_WHAT THE TASK ASKS_
How many lines of the records hold the string "structured"? Reply with the number alone.

--- EXERCISE DATA ---

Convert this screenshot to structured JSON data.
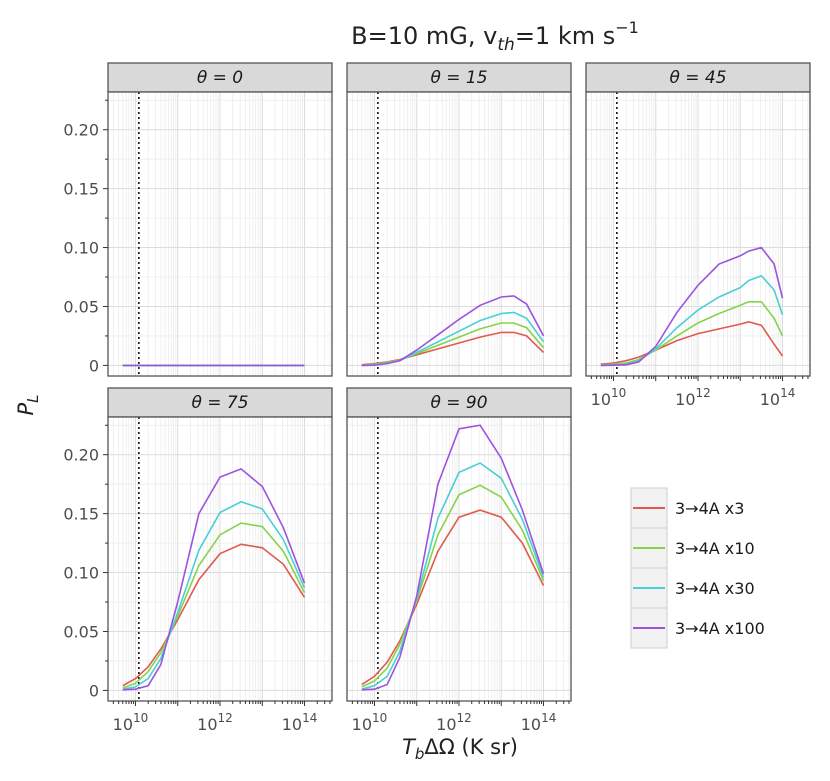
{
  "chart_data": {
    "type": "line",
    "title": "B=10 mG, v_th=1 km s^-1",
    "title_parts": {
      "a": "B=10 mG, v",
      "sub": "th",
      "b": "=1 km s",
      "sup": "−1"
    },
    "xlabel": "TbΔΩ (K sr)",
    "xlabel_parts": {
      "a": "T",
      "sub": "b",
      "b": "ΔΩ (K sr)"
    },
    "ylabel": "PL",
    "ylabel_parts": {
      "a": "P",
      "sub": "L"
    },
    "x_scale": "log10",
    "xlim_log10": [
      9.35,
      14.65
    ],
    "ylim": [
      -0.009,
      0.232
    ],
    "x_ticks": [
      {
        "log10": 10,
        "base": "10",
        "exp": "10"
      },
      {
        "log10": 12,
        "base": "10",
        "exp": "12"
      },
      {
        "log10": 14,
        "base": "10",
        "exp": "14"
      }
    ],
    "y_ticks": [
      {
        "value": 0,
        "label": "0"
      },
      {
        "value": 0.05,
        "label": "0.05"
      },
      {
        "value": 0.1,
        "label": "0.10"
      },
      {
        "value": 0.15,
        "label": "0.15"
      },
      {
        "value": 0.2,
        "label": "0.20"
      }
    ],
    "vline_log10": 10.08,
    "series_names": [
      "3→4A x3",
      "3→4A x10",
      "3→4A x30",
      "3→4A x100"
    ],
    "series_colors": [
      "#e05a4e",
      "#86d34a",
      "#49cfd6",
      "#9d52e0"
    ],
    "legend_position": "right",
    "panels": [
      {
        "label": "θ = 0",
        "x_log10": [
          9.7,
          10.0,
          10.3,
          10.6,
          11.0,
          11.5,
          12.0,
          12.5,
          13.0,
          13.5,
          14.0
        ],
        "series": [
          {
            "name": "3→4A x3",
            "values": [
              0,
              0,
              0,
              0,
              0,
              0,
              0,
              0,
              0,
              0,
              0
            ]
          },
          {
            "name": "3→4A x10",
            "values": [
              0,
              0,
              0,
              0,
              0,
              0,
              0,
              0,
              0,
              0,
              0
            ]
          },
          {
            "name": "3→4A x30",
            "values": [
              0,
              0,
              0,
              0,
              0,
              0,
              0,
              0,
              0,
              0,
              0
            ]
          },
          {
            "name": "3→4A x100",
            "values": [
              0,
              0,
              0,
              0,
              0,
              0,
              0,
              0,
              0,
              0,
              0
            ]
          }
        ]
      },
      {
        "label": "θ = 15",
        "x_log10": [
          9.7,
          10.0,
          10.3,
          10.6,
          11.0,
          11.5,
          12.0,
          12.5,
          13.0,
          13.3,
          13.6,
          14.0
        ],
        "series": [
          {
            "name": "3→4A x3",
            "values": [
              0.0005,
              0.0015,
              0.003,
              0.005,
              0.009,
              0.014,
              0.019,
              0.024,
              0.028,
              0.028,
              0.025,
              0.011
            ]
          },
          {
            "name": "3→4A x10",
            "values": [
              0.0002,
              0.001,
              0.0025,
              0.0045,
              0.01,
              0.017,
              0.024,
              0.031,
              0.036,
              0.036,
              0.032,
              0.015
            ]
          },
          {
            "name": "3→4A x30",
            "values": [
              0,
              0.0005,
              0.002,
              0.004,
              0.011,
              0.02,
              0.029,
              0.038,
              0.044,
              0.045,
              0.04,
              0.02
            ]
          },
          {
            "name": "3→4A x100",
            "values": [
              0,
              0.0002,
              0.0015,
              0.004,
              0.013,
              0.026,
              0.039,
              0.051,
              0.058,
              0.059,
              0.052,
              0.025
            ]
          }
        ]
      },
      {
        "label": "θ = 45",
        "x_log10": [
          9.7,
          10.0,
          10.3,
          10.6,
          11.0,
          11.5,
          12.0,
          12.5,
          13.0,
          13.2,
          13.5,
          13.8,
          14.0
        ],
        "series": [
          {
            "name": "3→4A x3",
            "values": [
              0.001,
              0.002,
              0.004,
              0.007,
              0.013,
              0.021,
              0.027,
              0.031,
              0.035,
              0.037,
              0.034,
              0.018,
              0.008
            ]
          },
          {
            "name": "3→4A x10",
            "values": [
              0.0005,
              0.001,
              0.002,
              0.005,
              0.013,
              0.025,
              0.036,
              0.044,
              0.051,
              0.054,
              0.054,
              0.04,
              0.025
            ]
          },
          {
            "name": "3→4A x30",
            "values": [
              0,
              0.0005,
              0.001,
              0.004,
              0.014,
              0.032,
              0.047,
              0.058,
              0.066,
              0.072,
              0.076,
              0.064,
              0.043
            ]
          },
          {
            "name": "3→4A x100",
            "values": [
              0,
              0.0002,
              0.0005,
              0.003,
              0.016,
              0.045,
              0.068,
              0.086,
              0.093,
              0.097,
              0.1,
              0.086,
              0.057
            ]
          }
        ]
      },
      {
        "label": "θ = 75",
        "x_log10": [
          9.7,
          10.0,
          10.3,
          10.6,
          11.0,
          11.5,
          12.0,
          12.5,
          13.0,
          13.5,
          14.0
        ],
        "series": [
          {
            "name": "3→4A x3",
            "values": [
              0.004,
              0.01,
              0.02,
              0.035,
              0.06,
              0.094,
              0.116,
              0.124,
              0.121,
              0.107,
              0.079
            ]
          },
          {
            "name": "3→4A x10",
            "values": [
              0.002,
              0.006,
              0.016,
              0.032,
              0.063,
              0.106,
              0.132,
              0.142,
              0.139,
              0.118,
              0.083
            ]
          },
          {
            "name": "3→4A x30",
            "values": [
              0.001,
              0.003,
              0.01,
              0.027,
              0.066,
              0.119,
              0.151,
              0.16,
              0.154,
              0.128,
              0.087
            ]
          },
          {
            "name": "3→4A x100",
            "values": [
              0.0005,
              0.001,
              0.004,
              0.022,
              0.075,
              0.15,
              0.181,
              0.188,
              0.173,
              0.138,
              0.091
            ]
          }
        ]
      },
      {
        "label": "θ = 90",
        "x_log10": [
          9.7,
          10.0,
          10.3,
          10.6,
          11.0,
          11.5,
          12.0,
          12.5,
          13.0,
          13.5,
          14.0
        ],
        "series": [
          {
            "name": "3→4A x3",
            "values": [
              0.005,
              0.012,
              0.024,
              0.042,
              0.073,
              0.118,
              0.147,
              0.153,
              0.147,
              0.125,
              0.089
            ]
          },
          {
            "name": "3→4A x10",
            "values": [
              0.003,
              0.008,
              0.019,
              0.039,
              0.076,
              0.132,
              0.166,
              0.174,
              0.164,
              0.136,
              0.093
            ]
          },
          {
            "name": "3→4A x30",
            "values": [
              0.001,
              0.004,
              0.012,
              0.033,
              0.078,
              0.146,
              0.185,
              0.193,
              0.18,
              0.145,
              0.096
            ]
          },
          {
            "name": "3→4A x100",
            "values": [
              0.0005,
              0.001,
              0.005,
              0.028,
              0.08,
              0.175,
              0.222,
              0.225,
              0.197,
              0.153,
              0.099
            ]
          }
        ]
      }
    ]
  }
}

---
--- EXERCISE DATA ---

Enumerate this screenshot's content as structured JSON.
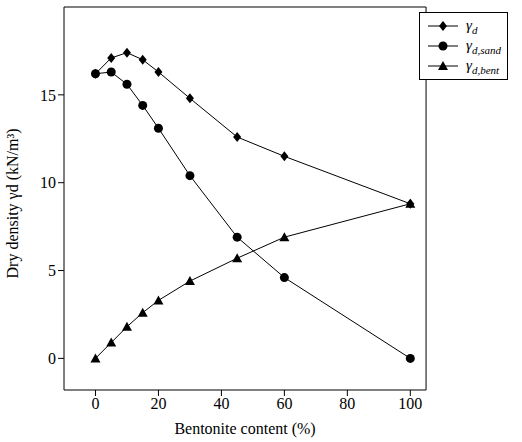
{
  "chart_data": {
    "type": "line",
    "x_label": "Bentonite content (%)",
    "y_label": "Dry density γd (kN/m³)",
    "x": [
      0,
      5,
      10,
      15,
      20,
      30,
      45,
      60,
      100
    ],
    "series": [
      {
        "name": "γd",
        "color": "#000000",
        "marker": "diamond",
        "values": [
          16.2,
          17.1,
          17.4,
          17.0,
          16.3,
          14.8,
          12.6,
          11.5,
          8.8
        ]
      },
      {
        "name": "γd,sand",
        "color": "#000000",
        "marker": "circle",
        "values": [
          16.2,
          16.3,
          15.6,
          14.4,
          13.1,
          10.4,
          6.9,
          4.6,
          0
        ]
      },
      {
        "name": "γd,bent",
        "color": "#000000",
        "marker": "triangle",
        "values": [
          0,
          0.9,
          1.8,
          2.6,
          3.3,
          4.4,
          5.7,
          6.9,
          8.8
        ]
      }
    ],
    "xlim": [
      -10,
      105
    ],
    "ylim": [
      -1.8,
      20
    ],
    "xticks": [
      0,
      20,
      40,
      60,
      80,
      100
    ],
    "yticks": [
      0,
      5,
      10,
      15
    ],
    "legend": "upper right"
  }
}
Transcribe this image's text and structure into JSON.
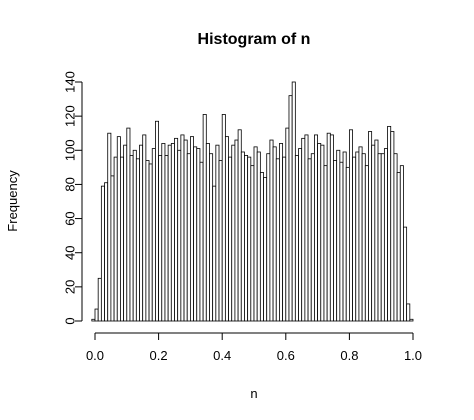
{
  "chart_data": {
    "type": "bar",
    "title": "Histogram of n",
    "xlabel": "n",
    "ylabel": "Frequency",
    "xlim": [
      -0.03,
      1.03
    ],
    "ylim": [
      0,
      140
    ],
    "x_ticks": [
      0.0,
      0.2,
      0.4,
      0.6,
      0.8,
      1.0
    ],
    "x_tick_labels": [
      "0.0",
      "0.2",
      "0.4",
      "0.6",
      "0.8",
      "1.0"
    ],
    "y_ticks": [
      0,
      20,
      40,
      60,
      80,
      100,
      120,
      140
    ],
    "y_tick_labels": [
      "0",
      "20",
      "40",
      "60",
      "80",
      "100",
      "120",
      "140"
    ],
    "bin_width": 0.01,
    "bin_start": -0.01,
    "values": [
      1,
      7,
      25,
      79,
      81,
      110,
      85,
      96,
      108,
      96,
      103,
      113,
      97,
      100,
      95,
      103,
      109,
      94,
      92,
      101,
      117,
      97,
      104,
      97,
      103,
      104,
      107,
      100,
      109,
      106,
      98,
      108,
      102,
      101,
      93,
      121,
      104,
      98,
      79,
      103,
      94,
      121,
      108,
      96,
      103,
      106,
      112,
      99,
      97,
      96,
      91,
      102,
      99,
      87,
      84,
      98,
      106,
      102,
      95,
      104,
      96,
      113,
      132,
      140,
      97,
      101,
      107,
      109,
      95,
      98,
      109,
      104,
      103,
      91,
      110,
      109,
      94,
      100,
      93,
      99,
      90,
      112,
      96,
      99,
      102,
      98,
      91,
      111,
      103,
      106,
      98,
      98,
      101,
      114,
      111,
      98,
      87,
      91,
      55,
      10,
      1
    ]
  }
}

---

_CORRECT OUTPUT_
2